Stored items:
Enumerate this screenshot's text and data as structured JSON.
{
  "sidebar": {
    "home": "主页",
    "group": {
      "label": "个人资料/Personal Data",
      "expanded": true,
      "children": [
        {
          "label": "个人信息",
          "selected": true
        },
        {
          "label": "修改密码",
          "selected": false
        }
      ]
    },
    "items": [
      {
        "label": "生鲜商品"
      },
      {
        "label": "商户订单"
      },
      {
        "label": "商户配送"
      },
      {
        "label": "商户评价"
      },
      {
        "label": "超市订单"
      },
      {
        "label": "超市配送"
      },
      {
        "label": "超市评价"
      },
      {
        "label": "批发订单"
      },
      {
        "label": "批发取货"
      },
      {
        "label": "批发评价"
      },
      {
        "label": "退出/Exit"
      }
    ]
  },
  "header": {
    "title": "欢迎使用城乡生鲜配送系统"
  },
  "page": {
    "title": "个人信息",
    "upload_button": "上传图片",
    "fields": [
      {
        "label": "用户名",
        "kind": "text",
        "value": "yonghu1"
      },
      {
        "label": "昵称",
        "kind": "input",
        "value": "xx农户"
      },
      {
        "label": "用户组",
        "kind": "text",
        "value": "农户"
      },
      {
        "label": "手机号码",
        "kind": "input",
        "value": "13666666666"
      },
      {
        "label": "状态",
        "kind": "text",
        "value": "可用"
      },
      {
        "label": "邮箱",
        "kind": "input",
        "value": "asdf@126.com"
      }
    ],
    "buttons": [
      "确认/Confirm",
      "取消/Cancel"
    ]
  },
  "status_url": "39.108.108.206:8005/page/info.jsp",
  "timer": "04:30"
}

THE EXERCISE: Scan the material above. Copy each line where "value" occurs.

COMPLETE ANSWER:
        "value": "yonghu1"
        "value": "xx农户"
        "value": "农户"
        "value": "13666666666"
        "value": "可用"
        "value": "asdf@126.com"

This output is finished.